[Stored dataset items]
========================

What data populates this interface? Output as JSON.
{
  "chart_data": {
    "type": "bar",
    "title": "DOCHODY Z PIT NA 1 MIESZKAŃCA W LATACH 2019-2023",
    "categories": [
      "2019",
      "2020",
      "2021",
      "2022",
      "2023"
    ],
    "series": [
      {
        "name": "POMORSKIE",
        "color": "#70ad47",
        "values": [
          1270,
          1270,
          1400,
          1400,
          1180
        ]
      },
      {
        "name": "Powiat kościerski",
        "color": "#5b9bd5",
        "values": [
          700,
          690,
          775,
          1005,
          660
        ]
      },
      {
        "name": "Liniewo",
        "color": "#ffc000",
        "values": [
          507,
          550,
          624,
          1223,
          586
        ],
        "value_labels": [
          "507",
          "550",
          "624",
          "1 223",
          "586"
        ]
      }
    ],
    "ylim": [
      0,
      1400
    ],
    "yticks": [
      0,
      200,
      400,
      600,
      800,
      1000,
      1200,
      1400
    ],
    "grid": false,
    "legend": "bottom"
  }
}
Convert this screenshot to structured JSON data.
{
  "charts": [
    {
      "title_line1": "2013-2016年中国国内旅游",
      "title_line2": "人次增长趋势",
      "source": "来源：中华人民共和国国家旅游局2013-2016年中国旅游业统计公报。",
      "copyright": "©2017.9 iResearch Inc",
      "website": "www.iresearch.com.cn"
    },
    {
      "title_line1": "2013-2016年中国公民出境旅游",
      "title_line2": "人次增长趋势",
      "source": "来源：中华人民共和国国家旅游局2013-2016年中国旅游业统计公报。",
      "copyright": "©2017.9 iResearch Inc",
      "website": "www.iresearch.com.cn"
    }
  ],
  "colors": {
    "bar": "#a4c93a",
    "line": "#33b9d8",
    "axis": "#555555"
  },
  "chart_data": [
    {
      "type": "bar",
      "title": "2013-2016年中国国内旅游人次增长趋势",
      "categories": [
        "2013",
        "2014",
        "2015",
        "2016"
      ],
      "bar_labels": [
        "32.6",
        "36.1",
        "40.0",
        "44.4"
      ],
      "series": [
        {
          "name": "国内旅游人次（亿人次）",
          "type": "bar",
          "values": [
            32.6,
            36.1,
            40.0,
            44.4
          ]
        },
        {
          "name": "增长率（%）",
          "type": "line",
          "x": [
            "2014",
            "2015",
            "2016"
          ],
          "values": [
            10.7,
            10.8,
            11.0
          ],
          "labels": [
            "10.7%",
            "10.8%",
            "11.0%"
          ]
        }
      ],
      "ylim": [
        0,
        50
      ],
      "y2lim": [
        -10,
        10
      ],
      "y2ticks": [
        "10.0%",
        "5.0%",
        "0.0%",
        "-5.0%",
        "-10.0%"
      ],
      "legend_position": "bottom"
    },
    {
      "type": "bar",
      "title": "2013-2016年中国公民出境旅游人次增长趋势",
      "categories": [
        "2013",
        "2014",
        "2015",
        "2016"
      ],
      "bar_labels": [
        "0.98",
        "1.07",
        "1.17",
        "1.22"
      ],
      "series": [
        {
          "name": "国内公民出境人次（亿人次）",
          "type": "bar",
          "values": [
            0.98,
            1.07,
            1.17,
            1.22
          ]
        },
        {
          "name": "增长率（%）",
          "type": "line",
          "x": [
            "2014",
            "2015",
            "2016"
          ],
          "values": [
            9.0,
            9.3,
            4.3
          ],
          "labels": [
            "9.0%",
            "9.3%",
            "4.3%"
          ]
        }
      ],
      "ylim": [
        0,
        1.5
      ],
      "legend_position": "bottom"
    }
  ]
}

========================

* [Brief] Copy the material above verbatim.

* [Written answer]
What data populates this interface? Output as JSON.
{
  "chart_data": {
    "type": "bar",
    "title": "DOCHODY Z PIT NA 1 MIESZKAŃCA W LATACH 2019-2023",
    "categories": [
      "2019",
      "2020",
      "2021",
      "2022",
      "2023"
    ],
    "series": [
      {
        "name": "POMORSKIE",
        "color": "#70ad47",
        "values": [
          1270,
          1270,
          1400,
          1400,
          1180
        ]
      },
      {
        "name": "Powiat kościerski",
        "color": "#5b9bd5",
        "values": [
          700,
          690,
          775,
          1005,
          660
        ]
      },
      {
        "name": "Liniewo",
        "color": "#ffc000",
        "values": [
          507,
          550,
          624,
          1223,
          586
        ],
        "value_labels": [
          "507",
          "550",
          "624",
          "1 223",
          "586"
        ]
      }
    ],
    "ylim": [
      0,
      1400
    ],
    "yticks": [
      0,
      200,
      400,
      600,
      800,
      1000,
      1200,
      1400
    ],
    "grid": false,
    "legend": "bottom"
  }
}
Convert this screenshot to structured JSON data.
{
  "charts": [
    {
      "title_line1": "2013-2016年中国国内旅游",
      "title_line2": "人次增长趋势",
      "source": "来源：中华人民共和国国家旅游局2013-2016年中国旅游业统计公报。",
      "copyright": "©2017.9 iResearch Inc",
      "website": "www.iresearch.com.cn"
    },
    {
      "title_line1": "2013-2016年中国公民出境旅游",
      "title_line2": "人次增长趋势",
      "source": "来源：中华人民共和国国家旅游局2013-2016年中国旅游业统计公报。",
      "copyright": "©2017.9 iResearch Inc",
      "website": "www.iresearch.com.cn"
    }
  ],
  "colors": {
    "bar": "#a4c93a",
    "line": "#33b9d8",
    "axis": "#555555"
  },
  "chart_data": [
    {
      "type": "bar",
      "title": "2013-2016年中国国内旅游人次增长趋势",
      "categories": [
        "2013",
        "2014",
        "2015",
        "2016"
      ],
      "bar_labels": [
        "32.6",
        "36.1",
        "40.0",
        "44.4"
      ],
      "series": [
        {
          "name": "国内旅游人次（亿人次）",
          "type": "bar",
          "values": [
            32.6,
            36.1,
            40.0,
            44.4
          ]
        },
        {
          "name": "增长率（%）",
          "type": "line",
          "x": [
            "2014",
            "2015",
            "2016"
          ],
          "values": [
            10.7,
            10.8,
            11.0
          ],
          "labels": [
            "10.7%",
            "10.8%",
            "11.0%"
          ]
        }
      ],
      "ylim": [
        0,
        50
      ],
      "y2lim": [
        -10,
        10
      ],
      "y2ticks": [
        "10.0%",
        "5.0%",
        "0.0%",
        "-5.0%",
        "-10.0%"
      ],
      "legend_position": "bottom"
    },
    {
      "type": "bar",
      "title": "2013-2016年中国公民出境旅游人次增长趋势",
      "categories": [
        "2013",
        "2014",
        "2015",
        "2016"
      ],
      "bar_labels": [
        "0.98",
        "1.07",
        "1.17",
        "1.22"
      ],
      "series": [
        {
          "name": "国内公民出境人次（亿人次）",
          "type": "bar",
          "values": [
            0.98,
            1.07,
            1.17,
            1.22
          ]
        },
        {
          "name": "增长率（%）",
          "type": "line",
          "x": [
            "2014",
            "2015",
            "2016"
          ],
          "values": [
            9.0,
            9.3,
            4.3
          ],
          "labels": [
            "9.0%",
            "9.3%",
            "4.3%"
          ]
        }
      ],
      "ylim": [
        0,
        1.5
      ],
      "legend_position": "bottom"
    }
  ]
}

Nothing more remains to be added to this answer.